**Stored data:**

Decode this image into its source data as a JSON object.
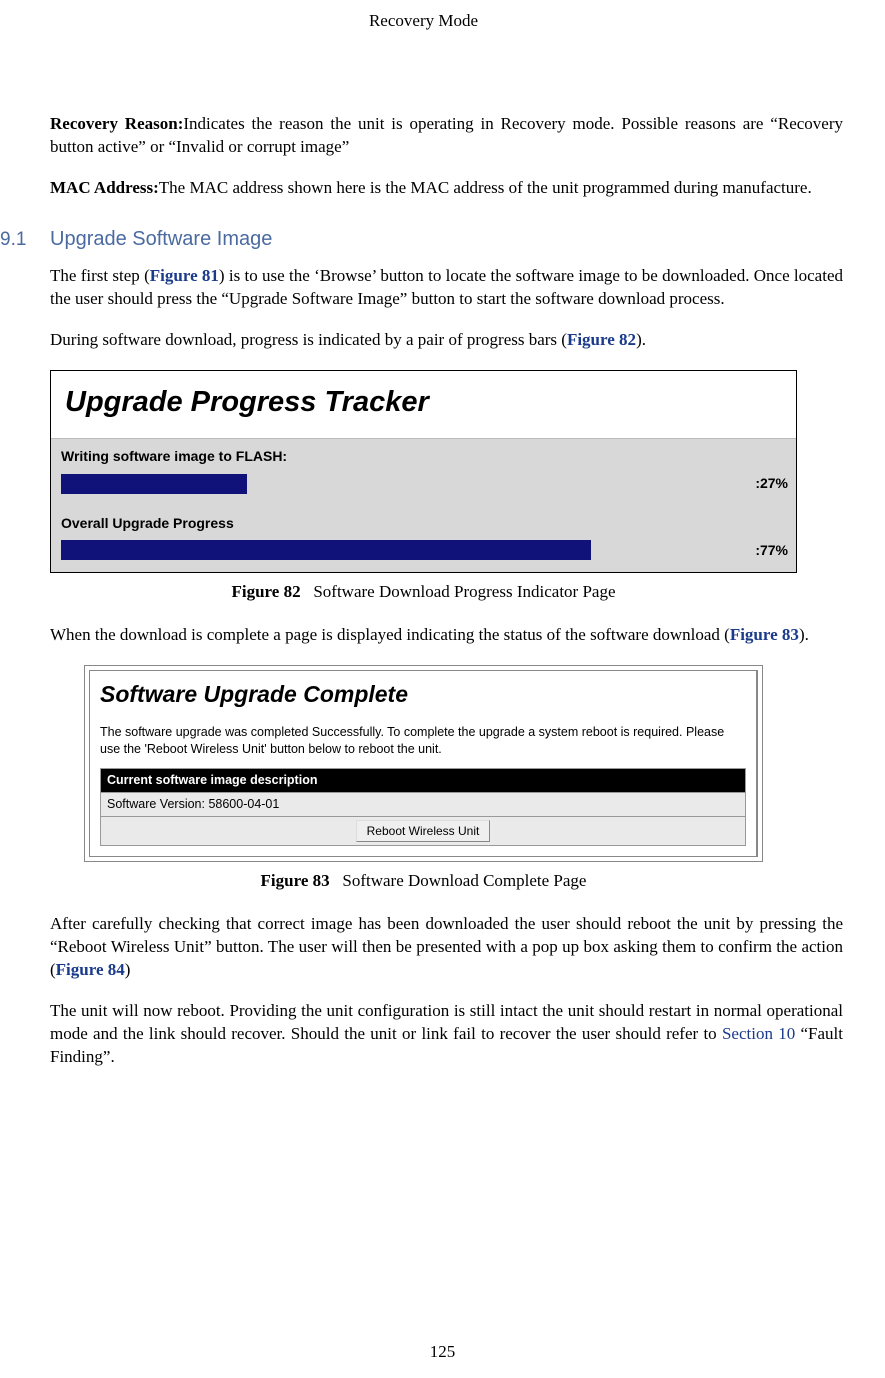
{
  "header": {
    "running": "Recovery Mode"
  },
  "defs": {
    "recovery_reason_label": "Recovery Reason:",
    "recovery_reason_text": "Indicates the reason the unit is operating in Recovery mode. Possible reasons are “Recovery button active” or “Invalid or corrupt image”",
    "mac_label": "MAC Address:",
    "mac_text": "The MAC address shown here is the MAC address of the unit programmed during manufacture."
  },
  "section": {
    "num": "9.1",
    "title": "Upgrade Software Image",
    "p1a": "The first step (",
    "p1_ref": "Figure 81",
    "p1b": ") is to use the ‘Browse’ button to locate the software image to be downloaded.  Once located the user should press the “Upgrade Software Image” button to start the software download process.",
    "p2a": "During software download, progress is indicated by a pair of progress bars (",
    "p2_ref": "Figure 82",
    "p2b": ")."
  },
  "fig82": {
    "title": "Upgrade Progress Tracker",
    "row1_label": "Writing software image to FLASH:",
    "row1_pct": ":27%",
    "row1_fill": 27,
    "row2_label": "Overall Upgrade Progress",
    "row2_pct": ":77%",
    "row2_fill": 77,
    "caption_strong": "Figure 82",
    "caption_rest": "Software Download Progress Indicator Page"
  },
  "mid": {
    "p3a": "When the download is complete a page is displayed indicating the status of the software download (",
    "p3_ref": "Figure 83",
    "p3b": ")."
  },
  "fig83": {
    "title": "Software Upgrade Complete",
    "msg": "The software upgrade was completed Successfully. To complete the upgrade a system reboot is required. Please use the 'Reboot Wireless Unit' button below to reboot the unit.",
    "desc_head": "Current software image description",
    "version": "Software Version: 58600-04-01",
    "button": "Reboot Wireless Unit",
    "caption_strong": "Figure 83",
    "caption_rest": "Software Download Complete Page"
  },
  "tail": {
    "p4a": "After carefully checking that correct image has been downloaded the user should reboot the unit by pressing the “Reboot Wireless Unit” button.  The user will then be presented with a pop up box asking them to confirm the action (",
    "p4_ref": "Figure 84",
    "p4b": ")",
    "p5a": "The unit will now reboot. Providing the unit configuration is still intact the unit should restart in normal operational mode and the link should recover. Should the unit or link fail to recover the user should refer to ",
    "p5_ref": "Section 10",
    "p5b": " “Fault Finding”."
  },
  "page_number": "125"
}
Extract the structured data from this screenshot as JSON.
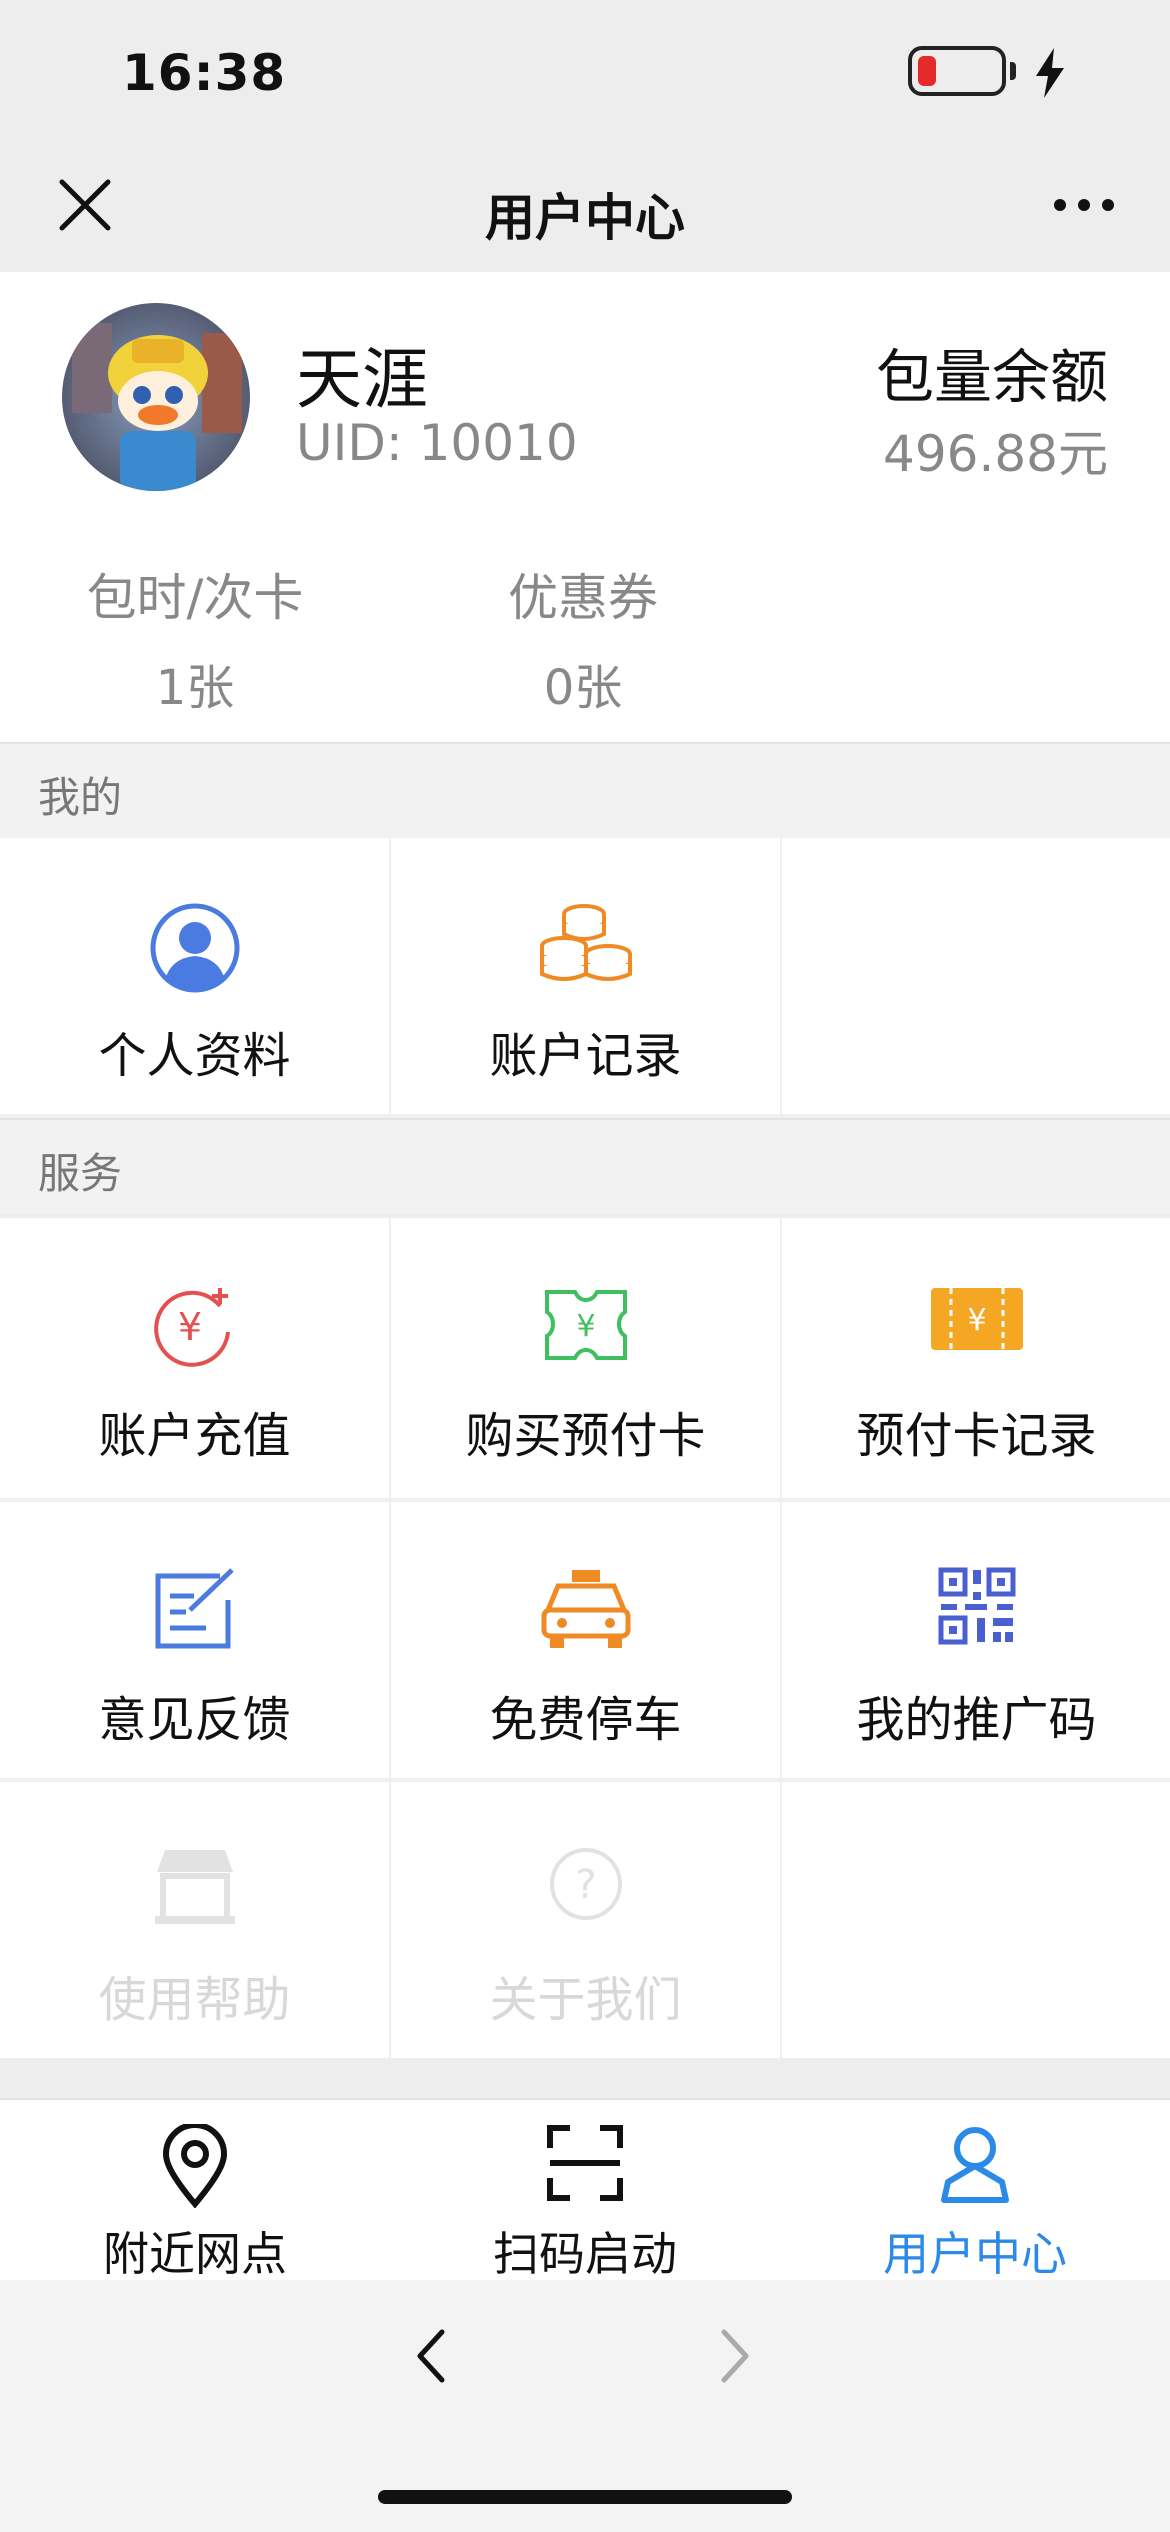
{
  "status_bar": {
    "time": "16:38"
  },
  "nav": {
    "title": "用户中心",
    "close_icon": "close-icon",
    "more_icon": "more-icon"
  },
  "profile": {
    "name": "天涯",
    "uid": "UID: 10010",
    "balance_label": "包量余额",
    "balance_value": "496.88元",
    "stats": [
      {
        "label": "包时/次卡",
        "value": "1张"
      },
      {
        "label": "优惠券",
        "value": "0张"
      }
    ]
  },
  "sections": {
    "mine": {
      "title": "我的",
      "items": [
        {
          "label": "个人资料",
          "icon": "profile-icon"
        },
        {
          "label": "账户记录",
          "icon": "coins-icon"
        }
      ]
    },
    "services": {
      "title": "服务",
      "items": [
        {
          "label": "账户充值",
          "icon": "recharge-icon"
        },
        {
          "label": "购买预付卡",
          "icon": "prepaid-ticket-icon"
        },
        {
          "label": "预付卡记录",
          "icon": "card-record-icon"
        },
        {
          "label": "意见反馈",
          "icon": "feedback-icon"
        },
        {
          "label": "免费停车",
          "icon": "taxi-icon"
        },
        {
          "label": "我的推广码",
          "icon": "qrcode-icon"
        },
        {
          "label": "使用帮助",
          "icon": "shop-icon"
        },
        {
          "label": "关于我们",
          "icon": "question-icon"
        }
      ]
    }
  },
  "tabbar": {
    "items": [
      {
        "label": "附近网点",
        "icon": "location-pin-icon"
      },
      {
        "label": "扫码启动",
        "icon": "scan-icon"
      },
      {
        "label": "用户中心",
        "icon": "user-icon"
      }
    ],
    "active_color": "#2b8ae8"
  },
  "colors": {
    "blue": "#4a7be0",
    "orange": "#f08a24",
    "green": "#3fbf5f",
    "red": "#e45050",
    "gold": "#f5a623",
    "accent": "#2b8ae8"
  }
}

**The request:** Return all the entries word for word, but omit any pictures they contain.

**Expected answer:**
Decode this image into its source data as a JSON object.
{
  "header": {
    "running": "Recovery Mode"
  },
  "defs": {
    "recovery_reason_label": "Recovery Reason:",
    "recovery_reason_text": "Indicates the reason the unit is operating in Recovery mode. Possible reasons are “Recovery button active” or “Invalid or corrupt image”",
    "mac_label": "MAC Address:",
    "mac_text": "The MAC address shown here is the MAC address of the unit programmed during manufacture."
  },
  "section": {
    "num": "9.1",
    "title": "Upgrade Software Image",
    "p1a": "The first step (",
    "p1_ref": "Figure 81",
    "p1b": ") is to use the ‘Browse’ button to locate the software image to be downloaded.  Once located the user should press the “Upgrade Software Image” button to start the software download process.",
    "p2a": "During software download, progress is indicated by a pair of progress bars (",
    "p2_ref": "Figure 82",
    "p2b": ")."
  },
  "fig82": {
    "title": "Upgrade Progress Tracker",
    "row1_label": "Writing software image to FLASH:",
    "row1_pct": ":27%",
    "row1_fill": 27,
    "row2_label": "Overall Upgrade Progress",
    "row2_pct": ":77%",
    "row2_fill": 77,
    "caption_strong": "Figure 82",
    "caption_rest": "Software Download Progress Indicator Page"
  },
  "mid": {
    "p3a": "When the download is complete a page is displayed indicating the status of the software download (",
    "p3_ref": "Figure 83",
    "p3b": ")."
  },
  "fig83": {
    "title": "Software Upgrade Complete",
    "msg": "The software upgrade was completed Successfully. To complete the upgrade a system reboot is required. Please use the 'Reboot Wireless Unit' button below to reboot the unit.",
    "desc_head": "Current software image description",
    "version": "Software Version: 58600-04-01",
    "button": "Reboot Wireless Unit",
    "caption_strong": "Figure 83",
    "caption_rest": "Software Download Complete Page"
  },
  "tail": {
    "p4a": "After carefully checking that correct image has been downloaded the user should reboot the unit by pressing the “Reboot Wireless Unit” button.  The user will then be presented with a pop up box asking them to confirm the action (",
    "p4_ref": "Figure 84",
    "p4b": ")",
    "p5a": "The unit will now reboot. Providing the unit configuration is still intact the unit should restart in normal operational mode and the link should recover. Should the unit or link fail to recover the user should refer to ",
    "p5_ref": "Section 10",
    "p5b": " “Fault Finding”."
  },
  "page_number": "125"
}
Extract the structured data from this screenshot as JSON.
{
  "status_bar": {
    "time": "16:38"
  },
  "nav": {
    "title": "用户中心",
    "close_icon": "close-icon",
    "more_icon": "more-icon"
  },
  "profile": {
    "name": "天涯",
    "uid": "UID: 10010",
    "balance_label": "包量余额",
    "balance_value": "496.88元",
    "stats": [
      {
        "label": "包时/次卡",
        "value": "1张"
      },
      {
        "label": "优惠券",
        "value": "0张"
      }
    ]
  },
  "sections": {
    "mine": {
      "title": "我的",
      "items": [
        {
          "label": "个人资料",
          "icon": "profile-icon"
        },
        {
          "label": "账户记录",
          "icon": "coins-icon"
        }
      ]
    },
    "services": {
      "title": "服务",
      "items": [
        {
          "label": "账户充值",
          "icon": "recharge-icon"
        },
        {
          "label": "购买预付卡",
          "icon": "prepaid-ticket-icon"
        },
        {
          "label": "预付卡记录",
          "icon": "card-record-icon"
        },
        {
          "label": "意见反馈",
          "icon": "feedback-icon"
        },
        {
          "label": "免费停车",
          "icon": "taxi-icon"
        },
        {
          "label": "我的推广码",
          "icon": "qrcode-icon"
        },
        {
          "label": "使用帮助",
          "icon": "shop-icon"
        },
        {
          "label": "关于我们",
          "icon": "question-icon"
        }
      ]
    }
  },
  "tabbar": {
    "items": [
      {
        "label": "附近网点",
        "icon": "location-pin-icon"
      },
      {
        "label": "扫码启动",
        "icon": "scan-icon"
      },
      {
        "label": "用户中心",
        "icon": "user-icon"
      }
    ],
    "active_color": "#2b8ae8"
  },
  "colors": {
    "blue": "#4a7be0",
    "orange": "#f08a24",
    "green": "#3fbf5f",
    "red": "#e45050",
    "gold": "#f5a623",
    "accent": "#2b8ae8"
  }
}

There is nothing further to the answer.